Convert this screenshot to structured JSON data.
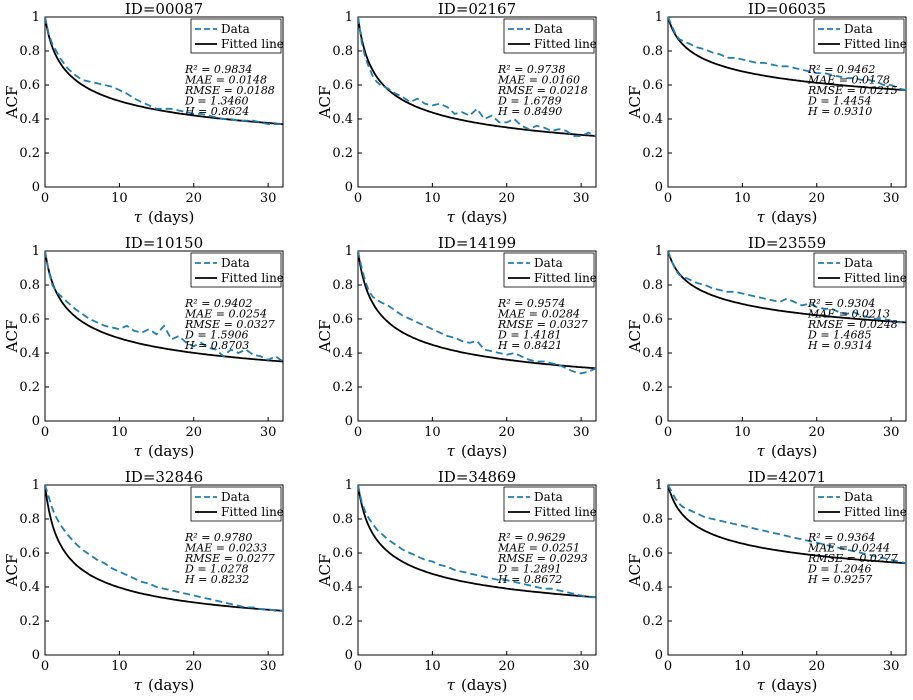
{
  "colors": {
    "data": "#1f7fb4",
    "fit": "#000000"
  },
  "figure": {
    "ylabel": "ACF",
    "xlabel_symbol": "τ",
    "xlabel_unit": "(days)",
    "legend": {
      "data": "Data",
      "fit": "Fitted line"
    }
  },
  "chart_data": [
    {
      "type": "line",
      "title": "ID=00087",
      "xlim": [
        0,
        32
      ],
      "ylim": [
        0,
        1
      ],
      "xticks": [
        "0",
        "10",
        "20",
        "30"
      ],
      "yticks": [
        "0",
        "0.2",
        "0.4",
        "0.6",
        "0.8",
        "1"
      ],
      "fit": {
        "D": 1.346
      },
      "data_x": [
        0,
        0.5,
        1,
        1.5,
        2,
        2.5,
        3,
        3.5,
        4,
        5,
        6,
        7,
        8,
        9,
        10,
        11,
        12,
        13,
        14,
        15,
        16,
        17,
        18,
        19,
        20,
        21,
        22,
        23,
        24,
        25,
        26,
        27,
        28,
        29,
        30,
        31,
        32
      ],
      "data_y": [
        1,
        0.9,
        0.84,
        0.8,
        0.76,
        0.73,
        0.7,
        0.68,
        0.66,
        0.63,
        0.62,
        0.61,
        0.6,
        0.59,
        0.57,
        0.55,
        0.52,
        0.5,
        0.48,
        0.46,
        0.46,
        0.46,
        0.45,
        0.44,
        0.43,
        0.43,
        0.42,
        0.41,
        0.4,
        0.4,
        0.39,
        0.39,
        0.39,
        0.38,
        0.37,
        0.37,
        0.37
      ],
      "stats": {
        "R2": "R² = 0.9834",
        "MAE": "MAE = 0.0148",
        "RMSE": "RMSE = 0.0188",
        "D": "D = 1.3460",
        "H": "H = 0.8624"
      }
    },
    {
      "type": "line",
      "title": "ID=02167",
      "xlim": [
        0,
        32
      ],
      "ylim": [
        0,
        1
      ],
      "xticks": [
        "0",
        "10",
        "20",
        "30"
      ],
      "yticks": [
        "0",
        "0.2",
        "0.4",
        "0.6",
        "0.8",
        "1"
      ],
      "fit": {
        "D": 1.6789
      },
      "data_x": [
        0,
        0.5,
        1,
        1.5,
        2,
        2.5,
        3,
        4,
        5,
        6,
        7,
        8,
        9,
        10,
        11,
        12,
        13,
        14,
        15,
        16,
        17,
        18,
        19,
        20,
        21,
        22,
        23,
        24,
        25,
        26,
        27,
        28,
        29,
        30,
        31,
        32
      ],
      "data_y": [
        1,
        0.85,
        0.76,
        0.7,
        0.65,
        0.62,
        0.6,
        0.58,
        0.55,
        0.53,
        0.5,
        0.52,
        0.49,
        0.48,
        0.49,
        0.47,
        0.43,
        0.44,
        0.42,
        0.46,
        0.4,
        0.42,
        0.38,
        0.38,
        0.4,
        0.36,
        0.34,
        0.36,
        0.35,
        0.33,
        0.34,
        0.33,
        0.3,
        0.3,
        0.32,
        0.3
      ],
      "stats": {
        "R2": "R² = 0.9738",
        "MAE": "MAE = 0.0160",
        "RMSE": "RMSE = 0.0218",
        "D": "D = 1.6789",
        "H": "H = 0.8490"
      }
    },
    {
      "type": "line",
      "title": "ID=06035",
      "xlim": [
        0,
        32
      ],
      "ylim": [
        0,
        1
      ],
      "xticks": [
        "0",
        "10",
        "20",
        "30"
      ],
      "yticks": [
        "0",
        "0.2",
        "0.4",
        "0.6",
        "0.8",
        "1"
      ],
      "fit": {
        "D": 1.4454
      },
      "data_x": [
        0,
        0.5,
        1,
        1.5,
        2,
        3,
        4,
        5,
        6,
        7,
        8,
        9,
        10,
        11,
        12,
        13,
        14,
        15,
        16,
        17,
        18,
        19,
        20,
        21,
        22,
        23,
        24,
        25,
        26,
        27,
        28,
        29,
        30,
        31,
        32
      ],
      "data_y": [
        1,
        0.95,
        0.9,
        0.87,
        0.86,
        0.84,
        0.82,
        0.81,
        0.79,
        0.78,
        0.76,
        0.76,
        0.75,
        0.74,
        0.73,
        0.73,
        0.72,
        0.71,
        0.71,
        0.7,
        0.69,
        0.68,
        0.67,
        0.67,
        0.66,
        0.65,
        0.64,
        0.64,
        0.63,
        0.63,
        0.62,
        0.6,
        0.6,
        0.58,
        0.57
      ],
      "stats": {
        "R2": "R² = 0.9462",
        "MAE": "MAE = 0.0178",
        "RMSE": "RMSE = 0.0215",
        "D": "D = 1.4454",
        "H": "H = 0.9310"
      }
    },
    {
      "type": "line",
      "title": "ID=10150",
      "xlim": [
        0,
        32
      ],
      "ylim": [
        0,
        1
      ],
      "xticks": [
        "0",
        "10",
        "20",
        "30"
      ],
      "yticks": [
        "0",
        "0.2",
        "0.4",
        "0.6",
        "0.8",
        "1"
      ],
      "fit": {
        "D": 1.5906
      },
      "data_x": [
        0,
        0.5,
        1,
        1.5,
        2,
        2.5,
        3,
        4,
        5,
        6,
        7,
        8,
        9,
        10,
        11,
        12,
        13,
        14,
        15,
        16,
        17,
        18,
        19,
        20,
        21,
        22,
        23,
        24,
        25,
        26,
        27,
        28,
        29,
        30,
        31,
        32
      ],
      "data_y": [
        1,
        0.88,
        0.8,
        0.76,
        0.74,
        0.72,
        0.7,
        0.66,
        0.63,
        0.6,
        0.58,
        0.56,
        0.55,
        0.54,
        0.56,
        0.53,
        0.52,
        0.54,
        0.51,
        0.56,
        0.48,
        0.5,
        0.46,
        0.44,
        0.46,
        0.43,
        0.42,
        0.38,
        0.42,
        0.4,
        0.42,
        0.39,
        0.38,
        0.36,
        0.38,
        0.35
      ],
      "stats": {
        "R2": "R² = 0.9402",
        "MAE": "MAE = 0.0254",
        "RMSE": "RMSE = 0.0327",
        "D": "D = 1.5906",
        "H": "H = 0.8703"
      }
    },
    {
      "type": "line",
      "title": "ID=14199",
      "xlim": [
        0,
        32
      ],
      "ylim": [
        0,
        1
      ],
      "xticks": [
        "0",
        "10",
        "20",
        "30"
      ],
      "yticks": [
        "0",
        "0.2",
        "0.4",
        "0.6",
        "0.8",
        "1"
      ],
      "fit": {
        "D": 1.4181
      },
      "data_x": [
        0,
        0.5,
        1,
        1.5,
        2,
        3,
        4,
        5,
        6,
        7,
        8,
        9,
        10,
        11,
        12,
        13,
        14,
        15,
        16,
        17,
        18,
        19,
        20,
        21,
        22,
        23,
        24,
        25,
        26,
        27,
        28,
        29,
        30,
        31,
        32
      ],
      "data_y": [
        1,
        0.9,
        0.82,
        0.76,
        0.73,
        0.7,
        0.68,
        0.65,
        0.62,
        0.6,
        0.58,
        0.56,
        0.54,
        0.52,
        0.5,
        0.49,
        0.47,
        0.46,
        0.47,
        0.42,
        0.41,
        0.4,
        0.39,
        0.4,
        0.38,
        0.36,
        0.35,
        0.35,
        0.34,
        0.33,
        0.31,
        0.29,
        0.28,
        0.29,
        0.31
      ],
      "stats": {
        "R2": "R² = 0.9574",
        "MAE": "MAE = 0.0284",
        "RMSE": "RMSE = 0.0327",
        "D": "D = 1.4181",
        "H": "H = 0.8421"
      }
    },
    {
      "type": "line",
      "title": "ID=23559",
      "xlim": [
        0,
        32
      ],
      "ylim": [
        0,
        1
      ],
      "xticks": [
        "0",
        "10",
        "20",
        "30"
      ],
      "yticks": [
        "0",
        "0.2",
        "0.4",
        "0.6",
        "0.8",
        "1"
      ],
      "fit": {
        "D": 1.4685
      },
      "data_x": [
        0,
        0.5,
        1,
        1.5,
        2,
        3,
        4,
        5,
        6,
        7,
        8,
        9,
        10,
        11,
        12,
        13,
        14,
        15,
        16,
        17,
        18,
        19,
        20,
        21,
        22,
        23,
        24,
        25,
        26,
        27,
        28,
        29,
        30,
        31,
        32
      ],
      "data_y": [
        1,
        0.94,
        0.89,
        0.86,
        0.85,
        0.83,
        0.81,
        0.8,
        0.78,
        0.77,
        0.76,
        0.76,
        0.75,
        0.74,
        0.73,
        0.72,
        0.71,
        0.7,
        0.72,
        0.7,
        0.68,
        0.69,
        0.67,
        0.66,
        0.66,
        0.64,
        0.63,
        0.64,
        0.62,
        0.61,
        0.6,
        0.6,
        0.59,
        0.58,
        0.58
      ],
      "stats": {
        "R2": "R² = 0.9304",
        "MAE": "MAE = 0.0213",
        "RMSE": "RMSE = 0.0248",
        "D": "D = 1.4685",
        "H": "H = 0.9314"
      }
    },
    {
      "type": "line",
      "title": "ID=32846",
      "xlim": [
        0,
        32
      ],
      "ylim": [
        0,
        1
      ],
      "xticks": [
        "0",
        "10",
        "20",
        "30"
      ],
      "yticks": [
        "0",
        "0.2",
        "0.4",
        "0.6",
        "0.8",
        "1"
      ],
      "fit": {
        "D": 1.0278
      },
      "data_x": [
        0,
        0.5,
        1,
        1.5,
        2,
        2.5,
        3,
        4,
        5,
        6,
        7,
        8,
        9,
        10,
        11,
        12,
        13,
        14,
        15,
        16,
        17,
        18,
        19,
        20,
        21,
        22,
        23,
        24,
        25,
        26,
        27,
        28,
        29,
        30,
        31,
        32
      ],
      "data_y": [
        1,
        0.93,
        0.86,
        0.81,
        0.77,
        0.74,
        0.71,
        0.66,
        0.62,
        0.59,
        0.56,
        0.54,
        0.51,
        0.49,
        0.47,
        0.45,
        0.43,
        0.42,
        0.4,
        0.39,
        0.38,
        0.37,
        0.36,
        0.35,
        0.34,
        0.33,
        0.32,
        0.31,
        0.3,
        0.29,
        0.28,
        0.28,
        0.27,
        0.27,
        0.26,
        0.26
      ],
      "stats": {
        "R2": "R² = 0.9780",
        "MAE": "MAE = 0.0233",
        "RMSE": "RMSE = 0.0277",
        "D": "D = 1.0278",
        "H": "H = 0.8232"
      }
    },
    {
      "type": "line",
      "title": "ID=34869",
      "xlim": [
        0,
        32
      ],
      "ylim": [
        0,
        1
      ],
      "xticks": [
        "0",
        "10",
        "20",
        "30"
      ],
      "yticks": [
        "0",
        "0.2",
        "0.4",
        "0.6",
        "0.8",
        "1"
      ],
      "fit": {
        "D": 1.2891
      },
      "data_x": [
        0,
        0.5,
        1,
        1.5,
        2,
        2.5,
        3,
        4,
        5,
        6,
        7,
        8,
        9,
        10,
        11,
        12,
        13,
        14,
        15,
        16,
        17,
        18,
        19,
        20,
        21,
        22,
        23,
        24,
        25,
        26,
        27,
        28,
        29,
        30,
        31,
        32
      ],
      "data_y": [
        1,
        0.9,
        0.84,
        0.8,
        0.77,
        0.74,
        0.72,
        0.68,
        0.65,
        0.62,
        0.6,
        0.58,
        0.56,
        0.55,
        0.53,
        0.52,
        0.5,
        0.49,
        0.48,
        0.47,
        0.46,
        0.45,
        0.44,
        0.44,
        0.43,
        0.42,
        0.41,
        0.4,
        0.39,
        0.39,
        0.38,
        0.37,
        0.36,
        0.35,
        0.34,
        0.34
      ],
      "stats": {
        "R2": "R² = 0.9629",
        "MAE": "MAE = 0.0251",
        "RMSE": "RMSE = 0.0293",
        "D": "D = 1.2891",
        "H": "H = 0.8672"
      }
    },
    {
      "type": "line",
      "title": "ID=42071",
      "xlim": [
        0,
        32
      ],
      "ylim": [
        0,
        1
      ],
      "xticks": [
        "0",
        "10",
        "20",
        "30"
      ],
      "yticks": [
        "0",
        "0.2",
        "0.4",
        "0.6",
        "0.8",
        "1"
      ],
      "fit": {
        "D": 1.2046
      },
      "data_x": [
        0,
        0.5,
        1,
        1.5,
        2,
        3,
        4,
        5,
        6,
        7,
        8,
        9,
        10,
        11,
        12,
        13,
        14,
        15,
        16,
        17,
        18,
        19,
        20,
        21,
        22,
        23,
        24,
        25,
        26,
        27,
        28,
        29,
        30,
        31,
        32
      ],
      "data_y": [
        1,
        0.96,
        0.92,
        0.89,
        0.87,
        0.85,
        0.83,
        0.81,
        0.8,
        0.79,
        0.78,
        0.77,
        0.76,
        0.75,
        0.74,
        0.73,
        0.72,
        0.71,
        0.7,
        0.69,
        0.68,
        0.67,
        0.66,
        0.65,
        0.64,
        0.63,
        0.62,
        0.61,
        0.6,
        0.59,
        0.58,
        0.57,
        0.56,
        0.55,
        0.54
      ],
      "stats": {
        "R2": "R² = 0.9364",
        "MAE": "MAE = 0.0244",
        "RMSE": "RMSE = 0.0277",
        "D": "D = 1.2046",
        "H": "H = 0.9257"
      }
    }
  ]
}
....
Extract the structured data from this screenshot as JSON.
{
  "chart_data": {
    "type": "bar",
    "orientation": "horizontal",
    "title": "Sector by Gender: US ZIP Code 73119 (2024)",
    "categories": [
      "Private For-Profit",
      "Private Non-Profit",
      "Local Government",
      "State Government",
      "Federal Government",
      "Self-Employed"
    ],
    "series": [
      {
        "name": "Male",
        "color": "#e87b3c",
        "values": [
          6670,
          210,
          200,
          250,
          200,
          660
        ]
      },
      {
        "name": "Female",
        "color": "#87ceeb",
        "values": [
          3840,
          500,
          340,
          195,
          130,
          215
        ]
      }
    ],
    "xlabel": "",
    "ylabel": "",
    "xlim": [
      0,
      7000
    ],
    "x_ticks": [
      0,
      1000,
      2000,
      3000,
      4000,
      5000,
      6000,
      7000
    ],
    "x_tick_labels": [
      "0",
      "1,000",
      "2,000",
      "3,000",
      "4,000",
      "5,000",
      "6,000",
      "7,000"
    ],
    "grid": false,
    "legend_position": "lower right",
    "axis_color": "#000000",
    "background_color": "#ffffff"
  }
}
....
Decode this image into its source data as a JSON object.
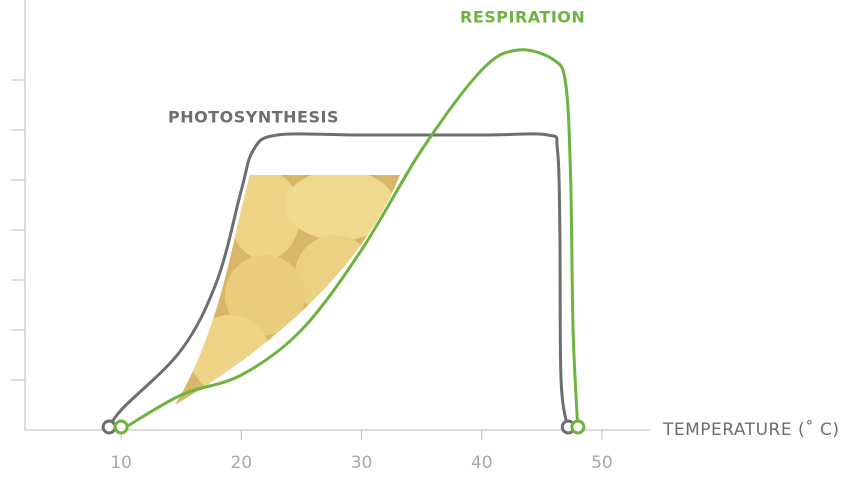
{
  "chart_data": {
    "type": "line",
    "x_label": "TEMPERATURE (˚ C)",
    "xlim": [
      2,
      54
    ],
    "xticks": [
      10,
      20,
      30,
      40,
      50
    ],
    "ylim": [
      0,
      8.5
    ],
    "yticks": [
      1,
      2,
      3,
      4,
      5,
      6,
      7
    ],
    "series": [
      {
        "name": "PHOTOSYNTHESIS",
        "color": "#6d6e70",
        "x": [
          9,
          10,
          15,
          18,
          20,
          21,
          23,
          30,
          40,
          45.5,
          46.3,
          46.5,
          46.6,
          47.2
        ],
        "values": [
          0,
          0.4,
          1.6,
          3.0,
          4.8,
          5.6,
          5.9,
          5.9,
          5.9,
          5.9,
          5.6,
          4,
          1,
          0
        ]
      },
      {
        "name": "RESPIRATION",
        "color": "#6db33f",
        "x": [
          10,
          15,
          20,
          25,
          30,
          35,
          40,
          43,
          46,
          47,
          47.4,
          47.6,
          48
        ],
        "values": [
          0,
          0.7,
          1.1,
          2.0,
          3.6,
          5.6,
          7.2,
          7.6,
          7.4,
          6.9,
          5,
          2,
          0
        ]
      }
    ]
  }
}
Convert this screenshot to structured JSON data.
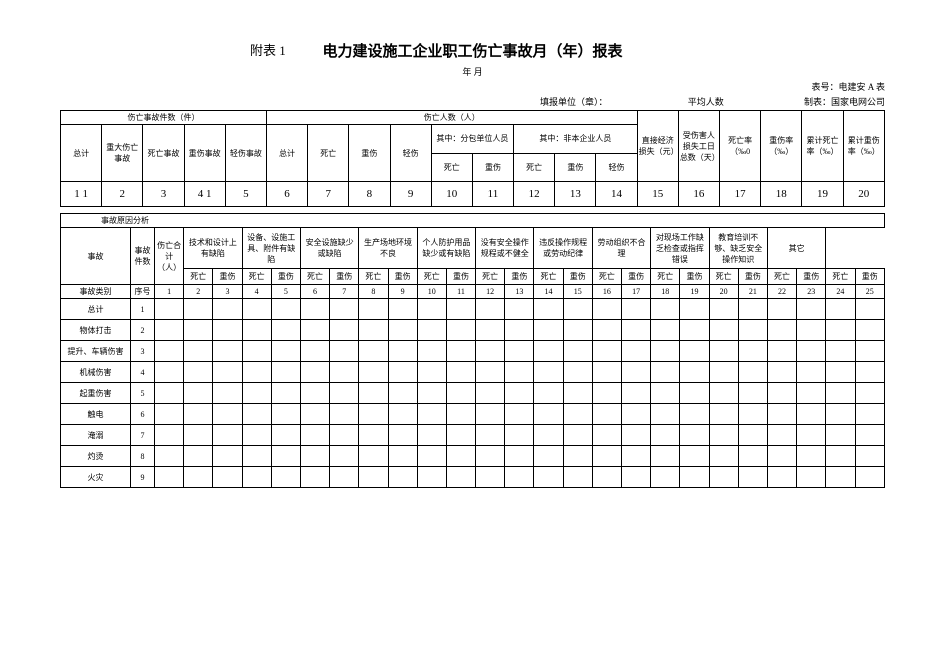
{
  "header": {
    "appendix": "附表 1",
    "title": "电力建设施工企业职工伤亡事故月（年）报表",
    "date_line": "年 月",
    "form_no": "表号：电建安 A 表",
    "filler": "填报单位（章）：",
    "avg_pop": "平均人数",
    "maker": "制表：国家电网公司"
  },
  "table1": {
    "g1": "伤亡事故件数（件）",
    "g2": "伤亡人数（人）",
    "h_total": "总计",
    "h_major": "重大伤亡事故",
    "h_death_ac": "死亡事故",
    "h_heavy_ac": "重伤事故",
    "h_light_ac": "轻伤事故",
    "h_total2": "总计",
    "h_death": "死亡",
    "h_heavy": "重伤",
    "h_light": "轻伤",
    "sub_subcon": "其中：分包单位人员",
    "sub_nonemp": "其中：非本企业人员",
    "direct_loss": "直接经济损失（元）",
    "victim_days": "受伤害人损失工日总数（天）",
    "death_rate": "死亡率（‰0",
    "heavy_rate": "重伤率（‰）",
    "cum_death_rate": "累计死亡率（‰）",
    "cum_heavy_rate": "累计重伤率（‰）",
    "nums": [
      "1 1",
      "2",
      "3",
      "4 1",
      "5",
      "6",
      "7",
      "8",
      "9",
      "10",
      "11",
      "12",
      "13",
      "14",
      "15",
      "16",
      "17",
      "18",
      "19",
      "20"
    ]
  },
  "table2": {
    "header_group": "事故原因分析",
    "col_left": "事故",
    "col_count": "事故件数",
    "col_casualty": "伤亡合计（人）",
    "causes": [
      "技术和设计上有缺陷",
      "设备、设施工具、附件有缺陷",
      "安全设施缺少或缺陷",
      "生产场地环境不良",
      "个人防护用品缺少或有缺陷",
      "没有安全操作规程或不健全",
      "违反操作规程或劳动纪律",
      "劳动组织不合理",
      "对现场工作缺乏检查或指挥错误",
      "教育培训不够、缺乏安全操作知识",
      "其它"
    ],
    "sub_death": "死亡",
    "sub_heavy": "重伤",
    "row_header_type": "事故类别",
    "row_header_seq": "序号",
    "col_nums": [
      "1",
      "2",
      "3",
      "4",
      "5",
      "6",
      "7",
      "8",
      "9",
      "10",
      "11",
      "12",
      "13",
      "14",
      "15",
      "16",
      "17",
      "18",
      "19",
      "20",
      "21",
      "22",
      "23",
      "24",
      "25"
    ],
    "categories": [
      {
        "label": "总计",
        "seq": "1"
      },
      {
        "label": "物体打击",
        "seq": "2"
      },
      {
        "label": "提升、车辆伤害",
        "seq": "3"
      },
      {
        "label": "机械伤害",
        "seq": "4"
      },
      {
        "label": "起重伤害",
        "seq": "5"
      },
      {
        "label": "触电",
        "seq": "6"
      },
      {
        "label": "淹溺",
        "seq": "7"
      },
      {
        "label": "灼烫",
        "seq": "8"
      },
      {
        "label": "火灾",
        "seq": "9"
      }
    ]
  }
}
....
Pick out each line in the material containing "Government".

      "Local Government",
      "State Government",
      "Federal Government",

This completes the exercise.